**WORK REQUIRED:** For this exercise, repeat all of the material verbatim apart from its images.

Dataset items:
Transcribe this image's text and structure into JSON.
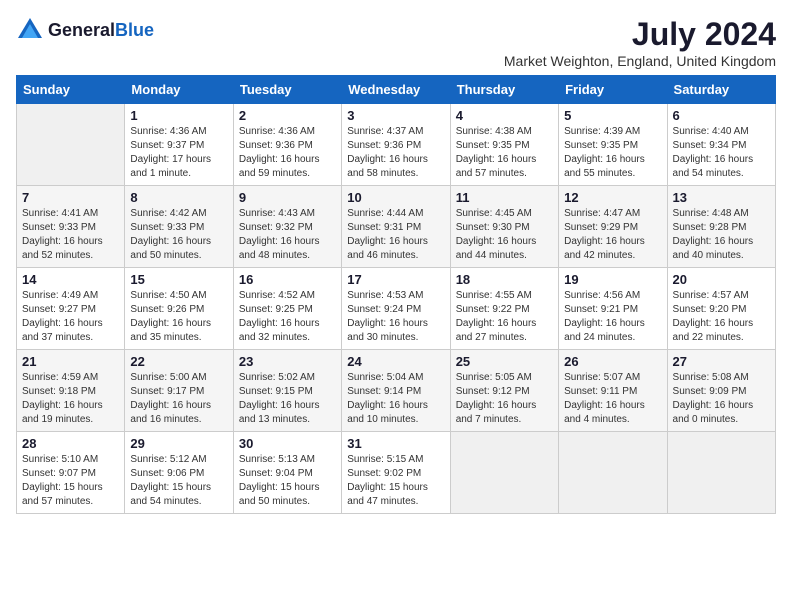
{
  "header": {
    "logo_general": "General",
    "logo_blue": "Blue",
    "title": "July 2024",
    "subtitle": "Market Weighton, England, United Kingdom"
  },
  "days_of_week": [
    "Sunday",
    "Monday",
    "Tuesday",
    "Wednesday",
    "Thursday",
    "Friday",
    "Saturday"
  ],
  "weeks": [
    [
      {
        "day": "",
        "info": ""
      },
      {
        "day": "1",
        "info": "Sunrise: 4:36 AM\nSunset: 9:37 PM\nDaylight: 17 hours\nand 1 minute."
      },
      {
        "day": "2",
        "info": "Sunrise: 4:36 AM\nSunset: 9:36 PM\nDaylight: 16 hours\nand 59 minutes."
      },
      {
        "day": "3",
        "info": "Sunrise: 4:37 AM\nSunset: 9:36 PM\nDaylight: 16 hours\nand 58 minutes."
      },
      {
        "day": "4",
        "info": "Sunrise: 4:38 AM\nSunset: 9:35 PM\nDaylight: 16 hours\nand 57 minutes."
      },
      {
        "day": "5",
        "info": "Sunrise: 4:39 AM\nSunset: 9:35 PM\nDaylight: 16 hours\nand 55 minutes."
      },
      {
        "day": "6",
        "info": "Sunrise: 4:40 AM\nSunset: 9:34 PM\nDaylight: 16 hours\nand 54 minutes."
      }
    ],
    [
      {
        "day": "7",
        "info": "Sunrise: 4:41 AM\nSunset: 9:33 PM\nDaylight: 16 hours\nand 52 minutes."
      },
      {
        "day": "8",
        "info": "Sunrise: 4:42 AM\nSunset: 9:33 PM\nDaylight: 16 hours\nand 50 minutes."
      },
      {
        "day": "9",
        "info": "Sunrise: 4:43 AM\nSunset: 9:32 PM\nDaylight: 16 hours\nand 48 minutes."
      },
      {
        "day": "10",
        "info": "Sunrise: 4:44 AM\nSunset: 9:31 PM\nDaylight: 16 hours\nand 46 minutes."
      },
      {
        "day": "11",
        "info": "Sunrise: 4:45 AM\nSunset: 9:30 PM\nDaylight: 16 hours\nand 44 minutes."
      },
      {
        "day": "12",
        "info": "Sunrise: 4:47 AM\nSunset: 9:29 PM\nDaylight: 16 hours\nand 42 minutes."
      },
      {
        "day": "13",
        "info": "Sunrise: 4:48 AM\nSunset: 9:28 PM\nDaylight: 16 hours\nand 40 minutes."
      }
    ],
    [
      {
        "day": "14",
        "info": "Sunrise: 4:49 AM\nSunset: 9:27 PM\nDaylight: 16 hours\nand 37 minutes."
      },
      {
        "day": "15",
        "info": "Sunrise: 4:50 AM\nSunset: 9:26 PM\nDaylight: 16 hours\nand 35 minutes."
      },
      {
        "day": "16",
        "info": "Sunrise: 4:52 AM\nSunset: 9:25 PM\nDaylight: 16 hours\nand 32 minutes."
      },
      {
        "day": "17",
        "info": "Sunrise: 4:53 AM\nSunset: 9:24 PM\nDaylight: 16 hours\nand 30 minutes."
      },
      {
        "day": "18",
        "info": "Sunrise: 4:55 AM\nSunset: 9:22 PM\nDaylight: 16 hours\nand 27 minutes."
      },
      {
        "day": "19",
        "info": "Sunrise: 4:56 AM\nSunset: 9:21 PM\nDaylight: 16 hours\nand 24 minutes."
      },
      {
        "day": "20",
        "info": "Sunrise: 4:57 AM\nSunset: 9:20 PM\nDaylight: 16 hours\nand 22 minutes."
      }
    ],
    [
      {
        "day": "21",
        "info": "Sunrise: 4:59 AM\nSunset: 9:18 PM\nDaylight: 16 hours\nand 19 minutes."
      },
      {
        "day": "22",
        "info": "Sunrise: 5:00 AM\nSunset: 9:17 PM\nDaylight: 16 hours\nand 16 minutes."
      },
      {
        "day": "23",
        "info": "Sunrise: 5:02 AM\nSunset: 9:15 PM\nDaylight: 16 hours\nand 13 minutes."
      },
      {
        "day": "24",
        "info": "Sunrise: 5:04 AM\nSunset: 9:14 PM\nDaylight: 16 hours\nand 10 minutes."
      },
      {
        "day": "25",
        "info": "Sunrise: 5:05 AM\nSunset: 9:12 PM\nDaylight: 16 hours\nand 7 minutes."
      },
      {
        "day": "26",
        "info": "Sunrise: 5:07 AM\nSunset: 9:11 PM\nDaylight: 16 hours\nand 4 minutes."
      },
      {
        "day": "27",
        "info": "Sunrise: 5:08 AM\nSunset: 9:09 PM\nDaylight: 16 hours\nand 0 minutes."
      }
    ],
    [
      {
        "day": "28",
        "info": "Sunrise: 5:10 AM\nSunset: 9:07 PM\nDaylight: 15 hours\nand 57 minutes."
      },
      {
        "day": "29",
        "info": "Sunrise: 5:12 AM\nSunset: 9:06 PM\nDaylight: 15 hours\nand 54 minutes."
      },
      {
        "day": "30",
        "info": "Sunrise: 5:13 AM\nSunset: 9:04 PM\nDaylight: 15 hours\nand 50 minutes."
      },
      {
        "day": "31",
        "info": "Sunrise: 5:15 AM\nSunset: 9:02 PM\nDaylight: 15 hours\nand 47 minutes."
      },
      {
        "day": "",
        "info": ""
      },
      {
        "day": "",
        "info": ""
      },
      {
        "day": "",
        "info": ""
      }
    ]
  ]
}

**COMPLETE RESPONSE:**
Transcribe this image's text and structure into JSON.
{
  "header": {
    "logo_general": "General",
    "logo_blue": "Blue",
    "title": "July 2024",
    "subtitle": "Market Weighton, England, United Kingdom"
  },
  "days_of_week": [
    "Sunday",
    "Monday",
    "Tuesday",
    "Wednesday",
    "Thursday",
    "Friday",
    "Saturday"
  ],
  "weeks": [
    [
      {
        "day": "",
        "info": ""
      },
      {
        "day": "1",
        "info": "Sunrise: 4:36 AM\nSunset: 9:37 PM\nDaylight: 17 hours\nand 1 minute."
      },
      {
        "day": "2",
        "info": "Sunrise: 4:36 AM\nSunset: 9:36 PM\nDaylight: 16 hours\nand 59 minutes."
      },
      {
        "day": "3",
        "info": "Sunrise: 4:37 AM\nSunset: 9:36 PM\nDaylight: 16 hours\nand 58 minutes."
      },
      {
        "day": "4",
        "info": "Sunrise: 4:38 AM\nSunset: 9:35 PM\nDaylight: 16 hours\nand 57 minutes."
      },
      {
        "day": "5",
        "info": "Sunrise: 4:39 AM\nSunset: 9:35 PM\nDaylight: 16 hours\nand 55 minutes."
      },
      {
        "day": "6",
        "info": "Sunrise: 4:40 AM\nSunset: 9:34 PM\nDaylight: 16 hours\nand 54 minutes."
      }
    ],
    [
      {
        "day": "7",
        "info": "Sunrise: 4:41 AM\nSunset: 9:33 PM\nDaylight: 16 hours\nand 52 minutes."
      },
      {
        "day": "8",
        "info": "Sunrise: 4:42 AM\nSunset: 9:33 PM\nDaylight: 16 hours\nand 50 minutes."
      },
      {
        "day": "9",
        "info": "Sunrise: 4:43 AM\nSunset: 9:32 PM\nDaylight: 16 hours\nand 48 minutes."
      },
      {
        "day": "10",
        "info": "Sunrise: 4:44 AM\nSunset: 9:31 PM\nDaylight: 16 hours\nand 46 minutes."
      },
      {
        "day": "11",
        "info": "Sunrise: 4:45 AM\nSunset: 9:30 PM\nDaylight: 16 hours\nand 44 minutes."
      },
      {
        "day": "12",
        "info": "Sunrise: 4:47 AM\nSunset: 9:29 PM\nDaylight: 16 hours\nand 42 minutes."
      },
      {
        "day": "13",
        "info": "Sunrise: 4:48 AM\nSunset: 9:28 PM\nDaylight: 16 hours\nand 40 minutes."
      }
    ],
    [
      {
        "day": "14",
        "info": "Sunrise: 4:49 AM\nSunset: 9:27 PM\nDaylight: 16 hours\nand 37 minutes."
      },
      {
        "day": "15",
        "info": "Sunrise: 4:50 AM\nSunset: 9:26 PM\nDaylight: 16 hours\nand 35 minutes."
      },
      {
        "day": "16",
        "info": "Sunrise: 4:52 AM\nSunset: 9:25 PM\nDaylight: 16 hours\nand 32 minutes."
      },
      {
        "day": "17",
        "info": "Sunrise: 4:53 AM\nSunset: 9:24 PM\nDaylight: 16 hours\nand 30 minutes."
      },
      {
        "day": "18",
        "info": "Sunrise: 4:55 AM\nSunset: 9:22 PM\nDaylight: 16 hours\nand 27 minutes."
      },
      {
        "day": "19",
        "info": "Sunrise: 4:56 AM\nSunset: 9:21 PM\nDaylight: 16 hours\nand 24 minutes."
      },
      {
        "day": "20",
        "info": "Sunrise: 4:57 AM\nSunset: 9:20 PM\nDaylight: 16 hours\nand 22 minutes."
      }
    ],
    [
      {
        "day": "21",
        "info": "Sunrise: 4:59 AM\nSunset: 9:18 PM\nDaylight: 16 hours\nand 19 minutes."
      },
      {
        "day": "22",
        "info": "Sunrise: 5:00 AM\nSunset: 9:17 PM\nDaylight: 16 hours\nand 16 minutes."
      },
      {
        "day": "23",
        "info": "Sunrise: 5:02 AM\nSunset: 9:15 PM\nDaylight: 16 hours\nand 13 minutes."
      },
      {
        "day": "24",
        "info": "Sunrise: 5:04 AM\nSunset: 9:14 PM\nDaylight: 16 hours\nand 10 minutes."
      },
      {
        "day": "25",
        "info": "Sunrise: 5:05 AM\nSunset: 9:12 PM\nDaylight: 16 hours\nand 7 minutes."
      },
      {
        "day": "26",
        "info": "Sunrise: 5:07 AM\nSunset: 9:11 PM\nDaylight: 16 hours\nand 4 minutes."
      },
      {
        "day": "27",
        "info": "Sunrise: 5:08 AM\nSunset: 9:09 PM\nDaylight: 16 hours\nand 0 minutes."
      }
    ],
    [
      {
        "day": "28",
        "info": "Sunrise: 5:10 AM\nSunset: 9:07 PM\nDaylight: 15 hours\nand 57 minutes."
      },
      {
        "day": "29",
        "info": "Sunrise: 5:12 AM\nSunset: 9:06 PM\nDaylight: 15 hours\nand 54 minutes."
      },
      {
        "day": "30",
        "info": "Sunrise: 5:13 AM\nSunset: 9:04 PM\nDaylight: 15 hours\nand 50 minutes."
      },
      {
        "day": "31",
        "info": "Sunrise: 5:15 AM\nSunset: 9:02 PM\nDaylight: 15 hours\nand 47 minutes."
      },
      {
        "day": "",
        "info": ""
      },
      {
        "day": "",
        "info": ""
      },
      {
        "day": "",
        "info": ""
      }
    ]
  ]
}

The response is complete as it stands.